- [Recorded data]:
>> Begin

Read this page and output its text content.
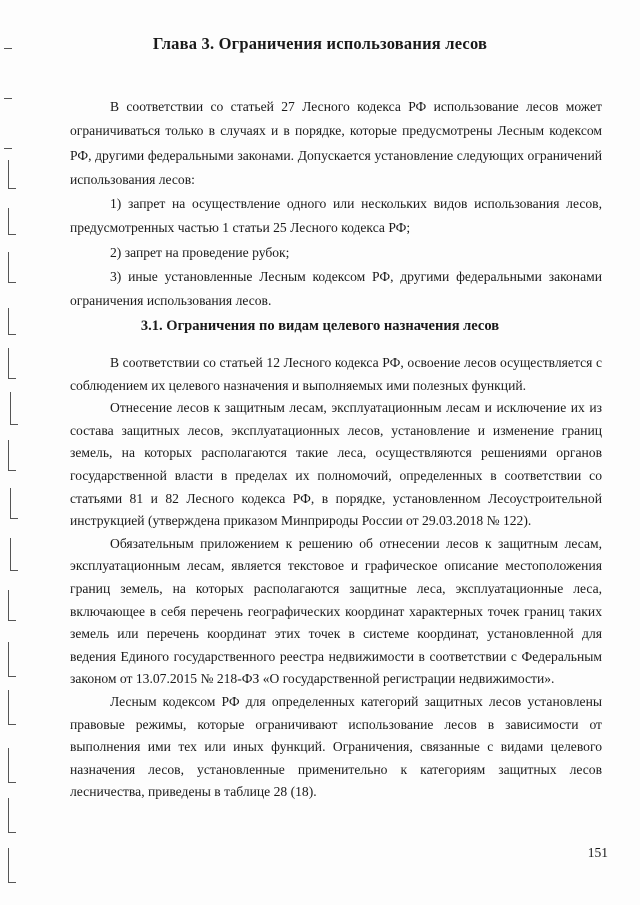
Глава 3. Ограничения использования лесов

В соответствии со статьей 27 Лесного кодекса РФ использование лесов может ограничиваться только в случаях и в порядке, которые предусмотрены Лесным кодексом РФ, другими федеральными законами. Допускается установление следующих ограничений использования лесов:

1) запрет на осуществление одного или нескольких видов использования лесов, предусмотренных частью 1 статьи 25 Лесного кодекса РФ;

2) запрет на проведение рубок;

3) иные установленные Лесным кодексом РФ, другими федеральными законами ограничения использования лесов.

3.1. Ограничения по видам целевого назначения лесов

В соответствии со статьей 12 Лесного кодекса РФ, освоение лесов осуществляется с соблюдением их целевого назначения и выполняемых ими полезных функций.

Отнесение лесов к защитным лесам, эксплуатационным лесам и исключение их из состава защитных лесов, эксплуатационных лесов, установление и изменение границ земель, на которых располагаются такие леса, осуществляются решениями органов государственной власти в пределах их полномочий, определенных в соответствии со статьями 81 и 82 Лесного кодекса РФ, в порядке, установленном Лесоустроительной инструкцией (утверждена приказом Минприроды России от 29.03.2018 № 122).

Обязательным приложением к решению об отнесении лесов к защитным лесам, эксплуатационным лесам, является текстовое и графическое описание местоположения границ земель, на которых располагаются защитные леса, эксплуатационные леса, включающее в себя перечень географических координат характерных точек границ таких земель или перечень координат этих точек в системе координат, установленной для ведения Единого государственного реестра недвижимости в соответствии с Федеральным законом от 13.07.2015 № 218-ФЗ «О государственной регистрации недвижимости».

Лесным кодексом РФ для определенных категорий защитных лесов установлены правовые режимы, которые ограничивают использование лесов в зависимости от выполнения ими тех или иных функций. Ограничения, связанные с видами целевого назначения лесов, установленные применительно к категориям защитных лесов лесничества, приведены в таблице 28 (18).

151
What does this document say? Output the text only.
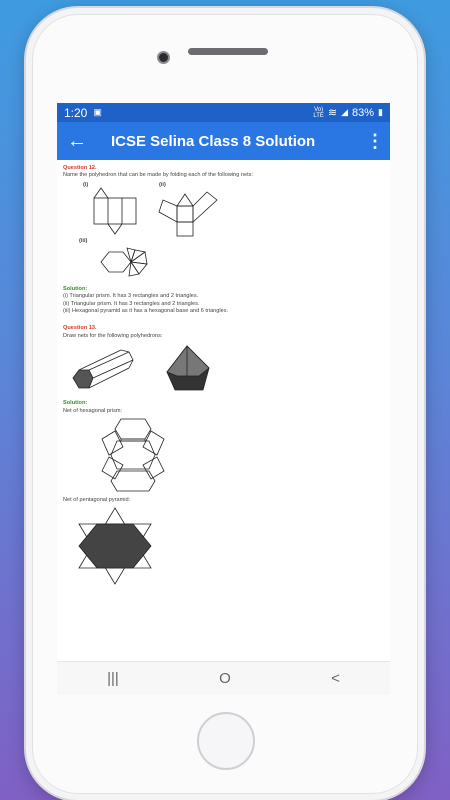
1:20 ▣	Vo)
LTE ≋ ◢ 83% ▮
←	ICSE Selina Class 8 Solution	⋮
Question 12.
Name the polyhedron that can be made by folding each of the following nets:
(i)	(ii)
(iii)
Solution:
(i) Triangular prism. It has 3 rectangles and 2 triangles.
(ii) Triangular prism. It has 3 rectangles and 2 triangles.
(iii) Hexagonal pyramid as it has a hexagonal base and 6 triangles.
Question 13.
Draw nets for the following polyhedrons:
Solution:
Net of hexagonal prism:
Net of pentagonal pyramid:
|||	O	<
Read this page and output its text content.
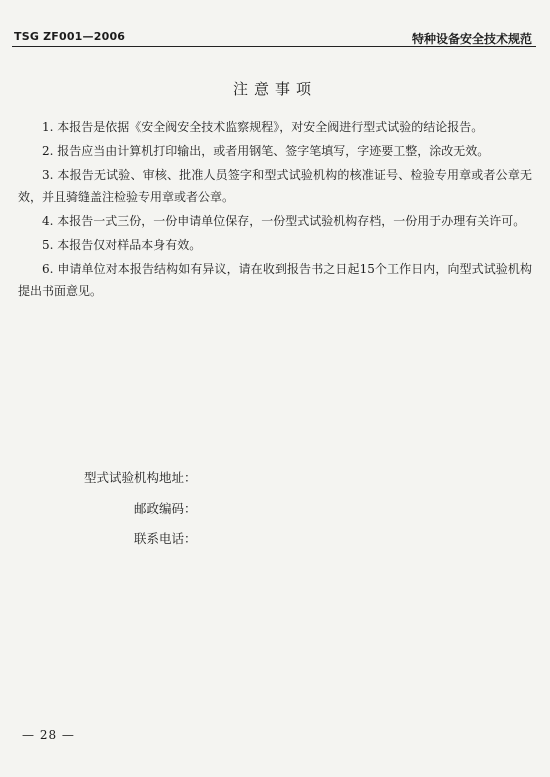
TSG ZF001—2006	特种设备安全技术规范
注意事项

1. 本报告是依据《安全阀安全技术监察规程》，对安全阀进行型式试验的结论报告。

2. 报告应当由计算机打印输出，或者用钢笔、签字笔填写，字迹要工整，涂改无效。

3. 本报告无试验、审核、批准人员签字和型式试验机构的核准证号、检验专用章或者公章无效，并且骑缝盖注检验专用章或者公章。

4. 本报告一式三份，一份申请单位保存，一份型式试验机构存档，一份用于办理有关许可。

5. 本报告仅对样品本身有效。

6. 申请单位对本报告结构如有异议，请在收到报告书之日起15个工作日内，向型式试验机构提出书面意见。

型式试验机构地址：
邮政编码：
联系电话：
— 28 —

>> End

- [GOAL]: Drop the pictures and reproduce the rest of the entries above exactly.

- [EXERCISE RESULT]:
Read this page and output its text content.
Глава 3. Ограничения использования лесов

В соответствии со статьей 27 Лесного кодекса РФ использование лесов может ограничиваться только в случаях и в порядке, которые предусмотрены Лесным кодексом РФ, другими федеральными законами. Допускается установление следующих ограничений использования лесов:

1) запрет на осуществление одного или нескольких видов использования лесов, предусмотренных частью 1 статьи 25 Лесного кодекса РФ;

2) запрет на проведение рубок;

3) иные установленные Лесным кодексом РФ, другими федеральными законами ограничения использования лесов.

3.1. Ограничения по видам целевого назначения лесов

В соответствии со статьей 12 Лесного кодекса РФ, освоение лесов осуществляется с соблюдением их целевого назначения и выполняемых ими полезных функций.

Отнесение лесов к защитным лесам, эксплуатационным лесам и исключение их из состава защитных лесов, эксплуатационных лесов, установление и изменение границ земель, на которых располагаются такие леса, осуществляются решениями органов государственной власти в пределах их полномочий, определенных в соответствии со статьями 81 и 82 Лесного кодекса РФ, в порядке, установленном Лесоустроительной инструкцией (утверждена приказом Минприроды России от 29.03.2018 № 122).

Обязательным приложением к решению об отнесении лесов к защитным лесам, эксплуатационным лесам, является текстовое и графическое описание местоположения границ земель, на которых располагаются защитные леса, эксплуатационные леса, включающее в себя перечень географических координат характерных точек границ таких земель или перечень координат этих точек в системе координат, установленной для ведения Единого государственного реестра недвижимости в соответствии с Федеральным законом от 13.07.2015 № 218-ФЗ «О государственной регистрации недвижимости».

Лесным кодексом РФ для определенных категорий защитных лесов установлены правовые режимы, которые ограничивают использование лесов в зависимости от выполнения ими тех или иных функций. Ограничения, связанные с видами целевого назначения лесов, установленные применительно к категориям защитных лесов лесничества, приведены в таблице 28 (18).

151
What does this document say? Output the text only.
1:20 ▣	Vo)
LTE ≋ ◢ 83% ▮
←	ICSE Selina Class 8 Solution	⋮
Question 12.
Name the polyhedron that can be made by folding each of the following nets:
(i)	(ii)
(iii)
Solution:
(i) Triangular prism. It has 3 rectangles and 2 triangles.
(ii) Triangular prism. It has 3 rectangles and 2 triangles.
(iii) Hexagonal pyramid as it has a hexagonal base and 6 triangles.
Question 13.
Draw nets for the following polyhedrons:
Solution:
Net of hexagonal prism:
Net of pentagonal pyramid:
|||	O	<
Read this page and output its text content.
TSG ZF001—2006	特种设备安全技术规范
注意事项

1. 本报告是依据《安全阀安全技术监察规程》，对安全阀进行型式试验的结论报告。

2. 报告应当由计算机打印输出，或者用钢笔、签字笔填写，字迹要工整，涂改无效。

3. 本报告无试验、审核、批准人员签字和型式试验机构的核准证号、检验专用章或者公章无效，并且骑缝盖注检验专用章或者公章。

4. 本报告一式三份，一份申请单位保存，一份型式试验机构存档，一份用于办理有关许可。

5. 本报告仅对样品本身有效。

6. 申请单位对本报告结构如有异议，请在收到报告书之日起15个工作日内，向型式试验机构提出书面意见。

型式试验机构地址：
邮政编码：
联系电话：
— 28 —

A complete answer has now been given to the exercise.